Set task -
Leave out the pictures and copy everything else in the entries exactly.

========

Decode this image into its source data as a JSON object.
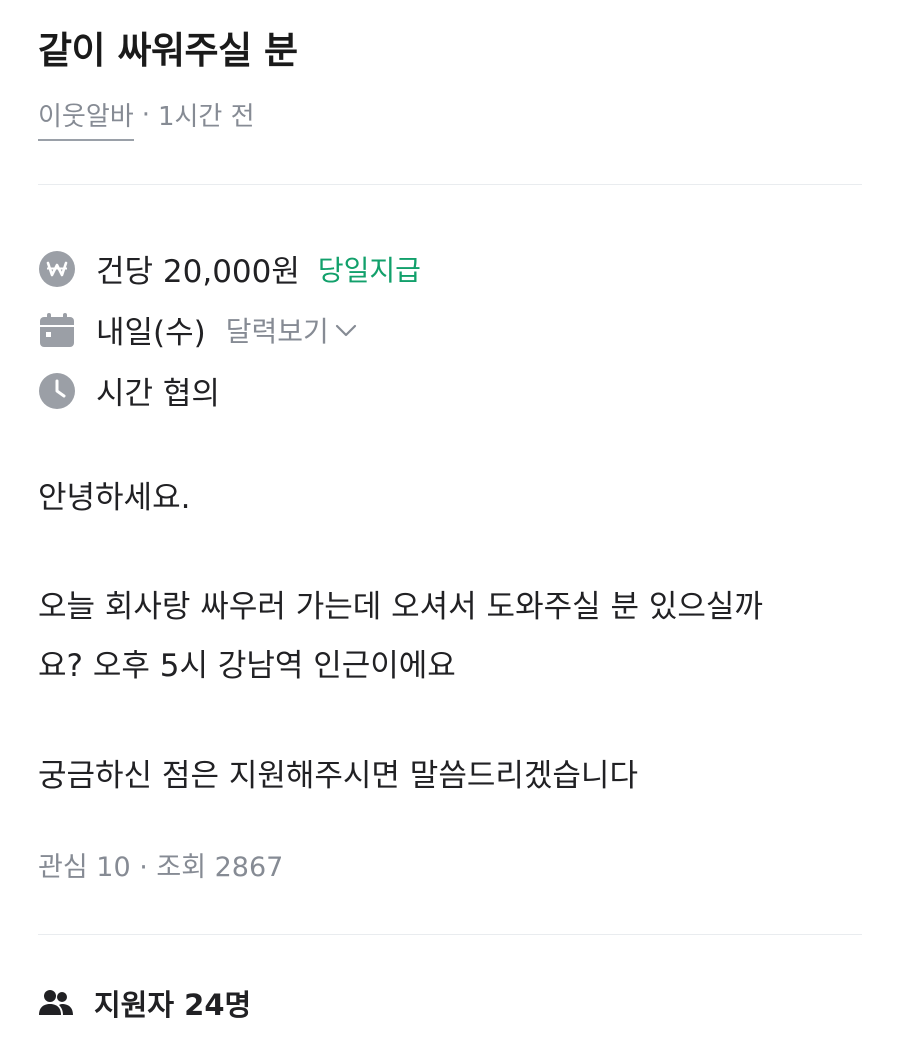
{
  "post": {
    "title": "같이 싸워주실 분",
    "author": "이웃알바",
    "separator": "·",
    "posted_time": "1시간 전"
  },
  "job_info": {
    "pay": {
      "icon": "won-icon",
      "text": "건당 20,000원",
      "badge": "당일지급",
      "badge_color": "#12a06b"
    },
    "date": {
      "icon": "calendar-icon",
      "text": "내일(수)",
      "calendar_link": "달력보기"
    },
    "time": {
      "icon": "clock-icon",
      "text": "시간 협의"
    }
  },
  "body": {
    "greeting": "안녕하세요.",
    "line1": "오늘 회사랑 싸우러 가는데 오셔서 도와주실 분 있으실까",
    "line2": "요? 오후 5시 강남역 인근이에요",
    "line3": "궁금하신 점은 지원해주시면 말씀드리겠습니다"
  },
  "stats": {
    "text": "관심 10 · 조회 2867"
  },
  "applicants": {
    "icon": "people-icon",
    "text": "지원자 24명"
  },
  "colors": {
    "text": "#212124",
    "muted": "#868b94",
    "icon_gray": "#9b9fa6",
    "divider": "#e9ecef",
    "accent_green": "#12a06b"
  }
}
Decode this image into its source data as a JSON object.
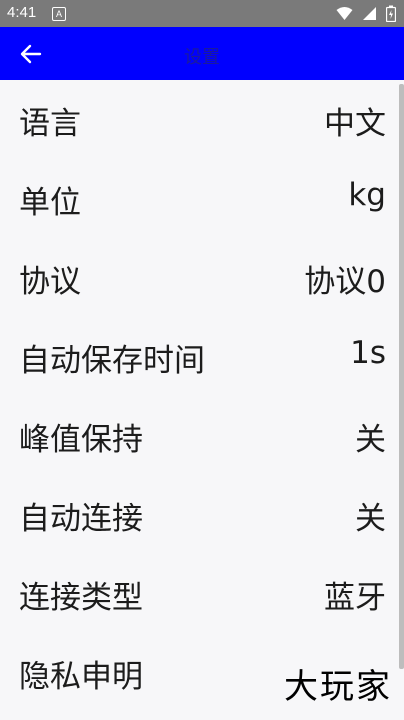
{
  "status_bar": {
    "time": "4:41",
    "notification_glyph": "A",
    "icons": [
      "wifi-icon",
      "signal-icon",
      "battery-icon"
    ]
  },
  "app_bar": {
    "title": "设置",
    "back_icon": "arrow-left-icon"
  },
  "settings": [
    {
      "label": "语言",
      "value": "中文"
    },
    {
      "label": "单位",
      "value": "kg"
    },
    {
      "label": "协议",
      "value": "协议0"
    },
    {
      "label": "自动保存时间",
      "value": "1s"
    },
    {
      "label": "峰值保持",
      "value": "关"
    },
    {
      "label": "自动连接",
      "value": "关"
    },
    {
      "label": "连接类型",
      "value": "蓝牙"
    },
    {
      "label": "隐私申明",
      "value": ""
    }
  ],
  "watermark": "大玩家",
  "colors": {
    "app_bar": "#0000ff",
    "status_bar": "#7a7a7a",
    "background": "#f7f7f9",
    "text": "#1c1c1c"
  }
}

========

Result -
Decode this image into its source data as a JSON object.
{
  "post": {
    "title": "같이 싸워주실 분",
    "author": "이웃알바",
    "separator": "·",
    "posted_time": "1시간 전"
  },
  "job_info": {
    "pay": {
      "icon": "won-icon",
      "text": "건당 20,000원",
      "badge": "당일지급",
      "badge_color": "#12a06b"
    },
    "date": {
      "icon": "calendar-icon",
      "text": "내일(수)",
      "calendar_link": "달력보기"
    },
    "time": {
      "icon": "clock-icon",
      "text": "시간 협의"
    }
  },
  "body": {
    "greeting": "안녕하세요.",
    "line1": "오늘 회사랑 싸우러 가는데 오셔서 도와주실 분 있으실까",
    "line2": "요? 오후 5시 강남역 인근이에요",
    "line3": "궁금하신 점은 지원해주시면 말씀드리겠습니다"
  },
  "stats": {
    "text": "관심 10 · 조회 2867"
  },
  "applicants": {
    "icon": "people-icon",
    "text": "지원자 24명"
  },
  "colors": {
    "text": "#212124",
    "muted": "#868b94",
    "icon_gray": "#9b9fa6",
    "divider": "#e9ecef",
    "accent_green": "#12a06b"
  }
}
Decode this image into its source data as a JSON object.
{
  "status_bar": {
    "time": "4:41",
    "notification_glyph": "A",
    "icons": [
      "wifi-icon",
      "signal-icon",
      "battery-icon"
    ]
  },
  "app_bar": {
    "title": "设置",
    "back_icon": "arrow-left-icon"
  },
  "settings": [
    {
      "label": "语言",
      "value": "中文"
    },
    {
      "label": "单位",
      "value": "kg"
    },
    {
      "label": "协议",
      "value": "协议0"
    },
    {
      "label": "自动保存时间",
      "value": "1s"
    },
    {
      "label": "峰值保持",
      "value": "关"
    },
    {
      "label": "自动连接",
      "value": "关"
    },
    {
      "label": "连接类型",
      "value": "蓝牙"
    },
    {
      "label": "隐私申明",
      "value": ""
    }
  ],
  "watermark": "大玩家",
  "colors": {
    "app_bar": "#0000ff",
    "status_bar": "#7a7a7a",
    "background": "#f7f7f9",
    "text": "#1c1c1c"
  }
}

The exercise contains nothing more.